• STATED PROBLEM:
Where a line holds the string "test", return that line.

• DATASET RECORDS:

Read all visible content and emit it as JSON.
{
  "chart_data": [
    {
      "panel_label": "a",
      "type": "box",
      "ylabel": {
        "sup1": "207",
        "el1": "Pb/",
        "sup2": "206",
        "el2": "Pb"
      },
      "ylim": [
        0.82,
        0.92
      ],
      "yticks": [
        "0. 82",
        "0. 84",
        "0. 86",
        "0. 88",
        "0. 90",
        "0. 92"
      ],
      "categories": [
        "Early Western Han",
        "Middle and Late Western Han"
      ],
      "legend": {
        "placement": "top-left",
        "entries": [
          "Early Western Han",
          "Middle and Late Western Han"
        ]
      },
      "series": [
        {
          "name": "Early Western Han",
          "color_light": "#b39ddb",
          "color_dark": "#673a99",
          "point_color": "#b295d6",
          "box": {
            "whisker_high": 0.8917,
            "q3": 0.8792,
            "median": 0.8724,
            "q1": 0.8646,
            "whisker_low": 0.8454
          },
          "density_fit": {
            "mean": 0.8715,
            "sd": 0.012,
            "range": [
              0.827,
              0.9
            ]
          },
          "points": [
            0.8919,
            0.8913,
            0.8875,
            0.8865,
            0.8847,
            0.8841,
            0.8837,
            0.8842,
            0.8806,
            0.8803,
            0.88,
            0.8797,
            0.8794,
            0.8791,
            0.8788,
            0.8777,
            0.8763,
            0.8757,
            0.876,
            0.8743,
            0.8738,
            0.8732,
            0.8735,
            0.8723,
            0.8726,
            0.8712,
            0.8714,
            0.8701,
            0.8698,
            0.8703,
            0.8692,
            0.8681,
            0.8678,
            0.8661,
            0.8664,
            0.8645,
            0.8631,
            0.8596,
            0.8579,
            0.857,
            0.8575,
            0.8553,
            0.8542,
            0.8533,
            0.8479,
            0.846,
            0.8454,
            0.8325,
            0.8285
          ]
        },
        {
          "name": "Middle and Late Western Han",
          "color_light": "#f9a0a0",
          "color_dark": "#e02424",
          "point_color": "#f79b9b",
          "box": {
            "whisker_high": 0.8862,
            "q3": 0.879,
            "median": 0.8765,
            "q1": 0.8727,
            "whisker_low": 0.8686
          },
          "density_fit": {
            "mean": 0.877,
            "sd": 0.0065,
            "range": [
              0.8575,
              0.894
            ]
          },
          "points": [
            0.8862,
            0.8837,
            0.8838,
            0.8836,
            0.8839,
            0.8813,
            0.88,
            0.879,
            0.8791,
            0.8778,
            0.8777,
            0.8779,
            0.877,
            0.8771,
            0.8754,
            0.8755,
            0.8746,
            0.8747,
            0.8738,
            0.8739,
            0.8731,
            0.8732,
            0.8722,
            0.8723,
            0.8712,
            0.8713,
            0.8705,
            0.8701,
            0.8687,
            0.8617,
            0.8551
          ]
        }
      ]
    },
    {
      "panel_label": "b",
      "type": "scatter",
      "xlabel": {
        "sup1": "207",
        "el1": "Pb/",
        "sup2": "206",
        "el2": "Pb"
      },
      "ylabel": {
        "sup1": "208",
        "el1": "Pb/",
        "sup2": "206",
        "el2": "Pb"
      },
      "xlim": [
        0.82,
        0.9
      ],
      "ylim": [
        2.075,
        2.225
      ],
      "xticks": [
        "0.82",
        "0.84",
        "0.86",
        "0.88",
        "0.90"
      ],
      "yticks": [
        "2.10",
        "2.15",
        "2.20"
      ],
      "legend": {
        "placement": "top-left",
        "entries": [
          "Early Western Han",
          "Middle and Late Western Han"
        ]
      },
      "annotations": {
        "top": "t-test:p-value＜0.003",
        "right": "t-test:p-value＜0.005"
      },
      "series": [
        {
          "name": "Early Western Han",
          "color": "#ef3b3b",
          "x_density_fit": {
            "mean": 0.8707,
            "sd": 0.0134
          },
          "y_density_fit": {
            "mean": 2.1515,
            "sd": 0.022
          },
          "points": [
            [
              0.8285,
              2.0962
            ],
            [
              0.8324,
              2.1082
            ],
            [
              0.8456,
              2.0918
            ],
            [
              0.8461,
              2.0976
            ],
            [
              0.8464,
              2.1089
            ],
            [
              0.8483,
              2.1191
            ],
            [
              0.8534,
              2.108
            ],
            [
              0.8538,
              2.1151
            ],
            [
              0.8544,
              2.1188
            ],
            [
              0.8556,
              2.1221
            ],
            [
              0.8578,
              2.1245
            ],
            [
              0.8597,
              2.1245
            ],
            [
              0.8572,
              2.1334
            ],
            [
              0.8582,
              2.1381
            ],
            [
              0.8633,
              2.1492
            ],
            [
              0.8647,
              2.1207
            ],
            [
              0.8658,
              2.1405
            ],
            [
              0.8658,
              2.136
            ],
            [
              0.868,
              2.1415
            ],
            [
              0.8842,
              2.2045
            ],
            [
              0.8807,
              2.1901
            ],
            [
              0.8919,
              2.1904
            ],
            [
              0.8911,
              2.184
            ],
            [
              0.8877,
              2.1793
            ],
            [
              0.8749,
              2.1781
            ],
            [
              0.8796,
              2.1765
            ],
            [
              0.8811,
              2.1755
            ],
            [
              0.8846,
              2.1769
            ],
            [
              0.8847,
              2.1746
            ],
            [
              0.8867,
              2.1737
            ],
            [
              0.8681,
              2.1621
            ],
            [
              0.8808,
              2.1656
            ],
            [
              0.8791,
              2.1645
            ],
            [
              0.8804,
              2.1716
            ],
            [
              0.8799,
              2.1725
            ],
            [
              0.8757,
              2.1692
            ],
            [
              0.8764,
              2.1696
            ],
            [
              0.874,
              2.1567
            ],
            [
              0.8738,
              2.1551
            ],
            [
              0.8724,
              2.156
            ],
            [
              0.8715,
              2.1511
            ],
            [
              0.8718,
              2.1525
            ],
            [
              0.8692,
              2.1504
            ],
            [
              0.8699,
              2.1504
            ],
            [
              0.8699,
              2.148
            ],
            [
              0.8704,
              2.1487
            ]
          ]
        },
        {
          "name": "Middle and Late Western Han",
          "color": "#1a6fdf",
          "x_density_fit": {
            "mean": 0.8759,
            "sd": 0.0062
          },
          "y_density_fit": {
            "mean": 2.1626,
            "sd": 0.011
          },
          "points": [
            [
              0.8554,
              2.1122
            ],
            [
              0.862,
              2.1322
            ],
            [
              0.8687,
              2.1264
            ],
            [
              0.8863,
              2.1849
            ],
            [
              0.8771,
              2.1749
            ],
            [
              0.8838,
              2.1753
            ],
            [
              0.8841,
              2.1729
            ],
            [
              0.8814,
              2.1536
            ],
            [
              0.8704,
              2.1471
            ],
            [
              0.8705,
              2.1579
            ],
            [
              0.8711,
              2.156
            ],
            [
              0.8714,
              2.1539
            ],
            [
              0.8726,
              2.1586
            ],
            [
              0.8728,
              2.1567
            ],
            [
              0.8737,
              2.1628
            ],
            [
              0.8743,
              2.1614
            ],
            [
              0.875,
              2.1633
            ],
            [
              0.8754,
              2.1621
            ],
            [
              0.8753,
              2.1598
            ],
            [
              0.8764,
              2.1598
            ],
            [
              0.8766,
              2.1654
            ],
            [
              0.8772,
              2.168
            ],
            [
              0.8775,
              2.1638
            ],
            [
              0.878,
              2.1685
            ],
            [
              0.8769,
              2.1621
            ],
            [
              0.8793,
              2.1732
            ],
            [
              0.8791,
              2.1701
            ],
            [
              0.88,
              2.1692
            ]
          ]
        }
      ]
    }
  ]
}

• REPLY TO THE TASK:
        "top": "t-test:p-value＜0.003",
        "right": "t-test:p-value＜0.005"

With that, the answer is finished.